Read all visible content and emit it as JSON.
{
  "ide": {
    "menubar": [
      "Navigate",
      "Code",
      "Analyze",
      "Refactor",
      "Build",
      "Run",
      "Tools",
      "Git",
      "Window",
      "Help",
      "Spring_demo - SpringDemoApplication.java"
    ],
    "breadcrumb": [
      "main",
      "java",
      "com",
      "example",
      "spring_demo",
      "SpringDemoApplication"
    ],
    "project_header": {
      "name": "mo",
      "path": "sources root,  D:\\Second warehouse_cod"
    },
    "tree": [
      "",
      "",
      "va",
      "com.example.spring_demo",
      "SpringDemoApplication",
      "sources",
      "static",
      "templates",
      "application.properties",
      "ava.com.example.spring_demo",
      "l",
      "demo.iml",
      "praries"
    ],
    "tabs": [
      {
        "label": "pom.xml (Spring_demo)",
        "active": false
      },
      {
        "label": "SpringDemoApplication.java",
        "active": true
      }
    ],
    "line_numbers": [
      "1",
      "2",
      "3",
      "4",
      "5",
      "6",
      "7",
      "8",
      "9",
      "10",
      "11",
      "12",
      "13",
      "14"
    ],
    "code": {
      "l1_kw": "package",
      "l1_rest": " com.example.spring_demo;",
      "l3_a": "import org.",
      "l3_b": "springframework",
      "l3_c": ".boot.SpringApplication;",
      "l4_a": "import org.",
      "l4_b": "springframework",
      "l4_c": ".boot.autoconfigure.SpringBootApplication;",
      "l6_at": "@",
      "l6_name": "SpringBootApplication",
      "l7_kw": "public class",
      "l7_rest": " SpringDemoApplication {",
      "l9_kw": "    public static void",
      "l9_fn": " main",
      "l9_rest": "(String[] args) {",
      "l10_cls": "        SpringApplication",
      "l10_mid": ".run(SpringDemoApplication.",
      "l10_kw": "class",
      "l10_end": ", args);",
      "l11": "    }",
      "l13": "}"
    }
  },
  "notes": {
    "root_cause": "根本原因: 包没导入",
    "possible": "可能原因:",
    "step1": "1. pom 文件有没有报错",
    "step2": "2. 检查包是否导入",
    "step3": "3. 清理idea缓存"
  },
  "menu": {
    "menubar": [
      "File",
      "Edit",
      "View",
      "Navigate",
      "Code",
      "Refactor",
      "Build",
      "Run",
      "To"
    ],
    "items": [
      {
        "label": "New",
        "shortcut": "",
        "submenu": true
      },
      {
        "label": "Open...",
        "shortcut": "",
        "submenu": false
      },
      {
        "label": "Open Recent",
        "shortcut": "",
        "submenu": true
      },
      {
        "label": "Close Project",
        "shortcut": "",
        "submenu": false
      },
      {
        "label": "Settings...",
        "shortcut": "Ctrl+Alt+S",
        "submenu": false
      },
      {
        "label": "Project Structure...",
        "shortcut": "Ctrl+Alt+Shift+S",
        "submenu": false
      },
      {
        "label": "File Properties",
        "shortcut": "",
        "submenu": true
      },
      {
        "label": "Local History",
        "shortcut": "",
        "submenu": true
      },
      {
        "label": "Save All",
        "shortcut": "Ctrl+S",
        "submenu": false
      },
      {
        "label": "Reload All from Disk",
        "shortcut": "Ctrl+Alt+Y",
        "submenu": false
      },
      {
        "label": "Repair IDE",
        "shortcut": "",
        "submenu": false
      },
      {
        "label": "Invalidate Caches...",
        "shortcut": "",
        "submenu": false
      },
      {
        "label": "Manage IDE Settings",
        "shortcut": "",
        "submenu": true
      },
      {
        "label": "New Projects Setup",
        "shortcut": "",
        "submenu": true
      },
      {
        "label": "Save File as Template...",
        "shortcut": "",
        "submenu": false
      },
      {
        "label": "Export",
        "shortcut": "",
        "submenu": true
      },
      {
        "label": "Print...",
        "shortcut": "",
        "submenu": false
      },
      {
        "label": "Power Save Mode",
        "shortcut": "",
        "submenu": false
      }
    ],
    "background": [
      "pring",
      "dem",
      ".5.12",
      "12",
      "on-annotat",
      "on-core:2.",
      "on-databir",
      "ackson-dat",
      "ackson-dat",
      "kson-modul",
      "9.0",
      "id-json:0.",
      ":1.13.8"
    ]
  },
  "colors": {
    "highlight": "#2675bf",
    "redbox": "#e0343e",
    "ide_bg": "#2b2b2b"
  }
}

[Stated goal] Reproduce the material verbatim, line by line.

[Result of this task]
Read all visible content and emit it as JSON.
{
  "ide": {
    "menubar": [
      "Navigate",
      "Code",
      "Analyze",
      "Refactor",
      "Build",
      "Run",
      "Tools",
      "Git",
      "Window",
      "Help",
      "Spring_demo - SpringDemoApplication.java"
    ],
    "breadcrumb": [
      "main",
      "java",
      "com",
      "example",
      "spring_demo",
      "SpringDemoApplication"
    ],
    "project_header": {
      "name": "mo",
      "path": "sources root,  D:\\Second warehouse_cod"
    },
    "tree": [
      "",
      "",
      "va",
      "com.example.spring_demo",
      "SpringDemoApplication",
      "sources",
      "static",
      "templates",
      "application.properties",
      "ava.com.example.spring_demo",
      "l",
      "demo.iml",
      "praries"
    ],
    "tabs": [
      {
        "label": "pom.xml (Spring_demo)",
        "active": false
      },
      {
        "label": "SpringDemoApplication.java",
        "active": true
      }
    ],
    "line_numbers": [
      "1",
      "2",
      "3",
      "4",
      "5",
      "6",
      "7",
      "8",
      "9",
      "10",
      "11",
      "12",
      "13",
      "14"
    ],
    "code": {
      "l1_kw": "package",
      "l1_rest": " com.example.spring_demo;",
      "l3_a": "import org.",
      "l3_b": "springframework",
      "l3_c": ".boot.SpringApplication;",
      "l4_a": "import org.",
      "l4_b": "springframework",
      "l4_c": ".boot.autoconfigure.SpringBootApplication;",
      "l6_at": "@",
      "l6_name": "SpringBootApplication",
      "l7_kw": "public class",
      "l7_rest": " SpringDemoApplication {",
      "l9_kw": "    public static void",
      "l9_fn": " main",
      "l9_rest": "(String[] args) {",
      "l10_cls": "        SpringApplication",
      "l10_mid": ".run(SpringDemoApplication.",
      "l10_kw": "class",
      "l10_end": ", args);",
      "l11": "    }",
      "l13": "}"
    }
  },
  "notes": {
    "root_cause": "根本原因: 包没导入",
    "possible": "可能原因:",
    "step1": "1. pom 文件有没有报错",
    "step2": "2. 检查包是否导入",
    "step3": "3. 清理idea缓存"
  },
  "menu": {
    "menubar": [
      "File",
      "Edit",
      "View",
      "Navigate",
      "Code",
      "Refactor",
      "Build",
      "Run",
      "To"
    ],
    "items": [
      {
        "label": "New",
        "shortcut": "",
        "submenu": true
      },
      {
        "label": "Open...",
        "shortcut": "",
        "submenu": false
      },
      {
        "label": "Open Recent",
        "shortcut": "",
        "submenu": true
      },
      {
        "label": "Close Project",
        "shortcut": "",
        "submenu": false
      },
      {
        "label": "Settings...",
        "shortcut": "Ctrl+Alt+S",
        "submenu": false
      },
      {
        "label": "Project Structure...",
        "shortcut": "Ctrl+Alt+Shift+S",
        "submenu": false
      },
      {
        "label": "File Properties",
        "shortcut": "",
        "submenu": true
      },
      {
        "label": "Local History",
        "shortcut": "",
        "submenu": true
      },
      {
        "label": "Save All",
        "shortcut": "Ctrl+S",
        "submenu": false
      },
      {
        "label": "Reload All from Disk",
        "shortcut": "Ctrl+Alt+Y",
        "submenu": false
      },
      {
        "label": "Repair IDE",
        "shortcut": "",
        "submenu": false
      },
      {
        "label": "Invalidate Caches...",
        "shortcut": "",
        "submenu": false
      },
      {
        "label": "Manage IDE Settings",
        "shortcut": "",
        "submenu": true
      },
      {
        "label": "New Projects Setup",
        "shortcut": "",
        "submenu": true
      },
      {
        "label": "Save File as Template...",
        "shortcut": "",
        "submenu": false
      },
      {
        "label": "Export",
        "shortcut": "",
        "submenu": true
      },
      {
        "label": "Print...",
        "shortcut": "",
        "submenu": false
      },
      {
        "label": "Power Save Mode",
        "shortcut": "",
        "submenu": false
      }
    ],
    "background": [
      "pring",
      "dem",
      ".5.12",
      "12",
      "on-annotat",
      "on-core:2.",
      "on-databir",
      "ackson-dat",
      "ackson-dat",
      "kson-modul",
      "9.0",
      "id-json:0.",
      ":1.13.8"
    ]
  },
  "colors": {
    "highlight": "#2675bf",
    "redbox": "#e0343e",
    "ide_bg": "#2b2b2b"
  }
}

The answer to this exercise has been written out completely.